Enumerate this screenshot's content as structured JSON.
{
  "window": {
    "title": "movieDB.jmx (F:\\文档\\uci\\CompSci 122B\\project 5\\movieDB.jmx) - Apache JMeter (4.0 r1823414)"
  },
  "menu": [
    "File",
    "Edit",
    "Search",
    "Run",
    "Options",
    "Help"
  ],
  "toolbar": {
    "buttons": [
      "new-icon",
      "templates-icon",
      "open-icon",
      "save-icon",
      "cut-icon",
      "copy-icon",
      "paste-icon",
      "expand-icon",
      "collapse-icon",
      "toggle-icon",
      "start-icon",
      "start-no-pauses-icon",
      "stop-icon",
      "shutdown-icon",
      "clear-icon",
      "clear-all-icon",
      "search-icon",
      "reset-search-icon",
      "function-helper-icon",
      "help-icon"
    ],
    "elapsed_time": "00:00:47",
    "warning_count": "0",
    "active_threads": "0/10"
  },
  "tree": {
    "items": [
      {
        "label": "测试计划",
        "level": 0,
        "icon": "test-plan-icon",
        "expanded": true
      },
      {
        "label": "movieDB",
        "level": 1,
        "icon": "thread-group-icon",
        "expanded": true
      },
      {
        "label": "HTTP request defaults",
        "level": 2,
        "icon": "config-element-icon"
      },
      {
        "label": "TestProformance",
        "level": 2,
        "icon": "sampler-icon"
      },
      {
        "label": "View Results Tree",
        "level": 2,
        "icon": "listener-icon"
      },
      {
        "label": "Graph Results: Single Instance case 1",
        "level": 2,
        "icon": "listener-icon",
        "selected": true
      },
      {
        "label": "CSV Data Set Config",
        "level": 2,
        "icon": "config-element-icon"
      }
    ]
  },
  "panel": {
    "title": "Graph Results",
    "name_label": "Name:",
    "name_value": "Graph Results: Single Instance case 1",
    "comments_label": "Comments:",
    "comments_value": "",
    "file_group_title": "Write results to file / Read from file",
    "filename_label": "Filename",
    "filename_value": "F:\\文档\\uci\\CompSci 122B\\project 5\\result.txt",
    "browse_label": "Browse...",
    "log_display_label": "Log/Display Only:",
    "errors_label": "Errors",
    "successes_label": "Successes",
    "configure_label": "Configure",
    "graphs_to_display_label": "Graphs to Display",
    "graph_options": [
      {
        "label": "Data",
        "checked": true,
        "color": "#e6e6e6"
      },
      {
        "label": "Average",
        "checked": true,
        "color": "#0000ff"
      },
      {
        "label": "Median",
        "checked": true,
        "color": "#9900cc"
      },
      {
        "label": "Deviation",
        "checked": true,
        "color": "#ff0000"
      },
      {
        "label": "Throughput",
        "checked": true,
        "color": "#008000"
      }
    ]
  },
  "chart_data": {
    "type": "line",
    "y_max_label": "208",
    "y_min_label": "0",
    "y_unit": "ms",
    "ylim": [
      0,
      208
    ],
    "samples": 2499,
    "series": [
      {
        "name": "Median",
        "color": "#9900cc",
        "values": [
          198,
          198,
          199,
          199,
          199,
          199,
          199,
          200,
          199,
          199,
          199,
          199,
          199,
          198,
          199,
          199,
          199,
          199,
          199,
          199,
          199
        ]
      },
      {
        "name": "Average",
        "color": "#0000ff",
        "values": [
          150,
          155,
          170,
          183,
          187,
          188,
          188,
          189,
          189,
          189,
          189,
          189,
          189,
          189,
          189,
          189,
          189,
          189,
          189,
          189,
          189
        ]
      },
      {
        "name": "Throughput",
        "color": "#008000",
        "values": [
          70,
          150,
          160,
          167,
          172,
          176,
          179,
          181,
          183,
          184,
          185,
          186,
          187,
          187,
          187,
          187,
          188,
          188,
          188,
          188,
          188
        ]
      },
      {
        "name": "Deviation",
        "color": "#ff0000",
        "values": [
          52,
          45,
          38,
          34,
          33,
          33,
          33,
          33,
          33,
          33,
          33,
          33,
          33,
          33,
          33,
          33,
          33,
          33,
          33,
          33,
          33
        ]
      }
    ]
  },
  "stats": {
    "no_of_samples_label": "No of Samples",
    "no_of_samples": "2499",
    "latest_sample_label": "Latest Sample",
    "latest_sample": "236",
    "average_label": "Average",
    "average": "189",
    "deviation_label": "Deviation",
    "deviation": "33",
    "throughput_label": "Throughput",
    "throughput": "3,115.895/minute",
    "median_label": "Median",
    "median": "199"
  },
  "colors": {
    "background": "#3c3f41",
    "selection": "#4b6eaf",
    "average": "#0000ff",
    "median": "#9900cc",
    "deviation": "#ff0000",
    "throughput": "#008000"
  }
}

GIVEN PROBLEM: Restate every record exactly, leaving nothing out.

OUTPUT FOR THIS TASK:
Enumerate this screenshot's content as structured JSON.
{
  "window": {
    "title": "movieDB.jmx (F:\\文档\\uci\\CompSci 122B\\project 5\\movieDB.jmx) - Apache JMeter (4.0 r1823414)"
  },
  "menu": [
    "File",
    "Edit",
    "Search",
    "Run",
    "Options",
    "Help"
  ],
  "toolbar": {
    "buttons": [
      "new-icon",
      "templates-icon",
      "open-icon",
      "save-icon",
      "cut-icon",
      "copy-icon",
      "paste-icon",
      "expand-icon",
      "collapse-icon",
      "toggle-icon",
      "start-icon",
      "start-no-pauses-icon",
      "stop-icon",
      "shutdown-icon",
      "clear-icon",
      "clear-all-icon",
      "search-icon",
      "reset-search-icon",
      "function-helper-icon",
      "help-icon"
    ],
    "elapsed_time": "00:00:47",
    "warning_count": "0",
    "active_threads": "0/10"
  },
  "tree": {
    "items": [
      {
        "label": "测试计划",
        "level": 0,
        "icon": "test-plan-icon",
        "expanded": true
      },
      {
        "label": "movieDB",
        "level": 1,
        "icon": "thread-group-icon",
        "expanded": true
      },
      {
        "label": "HTTP request defaults",
        "level": 2,
        "icon": "config-element-icon"
      },
      {
        "label": "TestProformance",
        "level": 2,
        "icon": "sampler-icon"
      },
      {
        "label": "View Results Tree",
        "level": 2,
        "icon": "listener-icon"
      },
      {
        "label": "Graph Results: Single Instance case 1",
        "level": 2,
        "icon": "listener-icon",
        "selected": true
      },
      {
        "label": "CSV Data Set Config",
        "level": 2,
        "icon": "config-element-icon"
      }
    ]
  },
  "panel": {
    "title": "Graph Results",
    "name_label": "Name:",
    "name_value": "Graph Results: Single Instance case 1",
    "comments_label": "Comments:",
    "comments_value": "",
    "file_group_title": "Write results to file / Read from file",
    "filename_label": "Filename",
    "filename_value": "F:\\文档\\uci\\CompSci 122B\\project 5\\result.txt",
    "browse_label": "Browse...",
    "log_display_label": "Log/Display Only:",
    "errors_label": "Errors",
    "successes_label": "Successes",
    "configure_label": "Configure",
    "graphs_to_display_label": "Graphs to Display",
    "graph_options": [
      {
        "label": "Data",
        "checked": true,
        "color": "#e6e6e6"
      },
      {
        "label": "Average",
        "checked": true,
        "color": "#0000ff"
      },
      {
        "label": "Median",
        "checked": true,
        "color": "#9900cc"
      },
      {
        "label": "Deviation",
        "checked": true,
        "color": "#ff0000"
      },
      {
        "label": "Throughput",
        "checked": true,
        "color": "#008000"
      }
    ]
  },
  "chart_data": {
    "type": "line",
    "y_max_label": "208",
    "y_min_label": "0",
    "y_unit": "ms",
    "ylim": [
      0,
      208
    ],
    "samples": 2499,
    "series": [
      {
        "name": "Median",
        "color": "#9900cc",
        "values": [
          198,
          198,
          199,
          199,
          199,
          199,
          199,
          200,
          199,
          199,
          199,
          199,
          199,
          198,
          199,
          199,
          199,
          199,
          199,
          199,
          199
        ]
      },
      {
        "name": "Average",
        "color": "#0000ff",
        "values": [
          150,
          155,
          170,
          183,
          187,
          188,
          188,
          189,
          189,
          189,
          189,
          189,
          189,
          189,
          189,
          189,
          189,
          189,
          189,
          189,
          189
        ]
      },
      {
        "name": "Throughput",
        "color": "#008000",
        "values": [
          70,
          150,
          160,
          167,
          172,
          176,
          179,
          181,
          183,
          184,
          185,
          186,
          187,
          187,
          187,
          187,
          188,
          188,
          188,
          188,
          188
        ]
      },
      {
        "name": "Deviation",
        "color": "#ff0000",
        "values": [
          52,
          45,
          38,
          34,
          33,
          33,
          33,
          33,
          33,
          33,
          33,
          33,
          33,
          33,
          33,
          33,
          33,
          33,
          33,
          33,
          33
        ]
      }
    ]
  },
  "stats": {
    "no_of_samples_label": "No of Samples",
    "no_of_samples": "2499",
    "latest_sample_label": "Latest Sample",
    "latest_sample": "236",
    "average_label": "Average",
    "average": "189",
    "deviation_label": "Deviation",
    "deviation": "33",
    "throughput_label": "Throughput",
    "throughput": "3,115.895/minute",
    "median_label": "Median",
    "median": "199"
  },
  "colors": {
    "background": "#3c3f41",
    "selection": "#4b6eaf",
    "average": "#0000ff",
    "median": "#9900cc",
    "deviation": "#ff0000",
    "throughput": "#008000"
  }
}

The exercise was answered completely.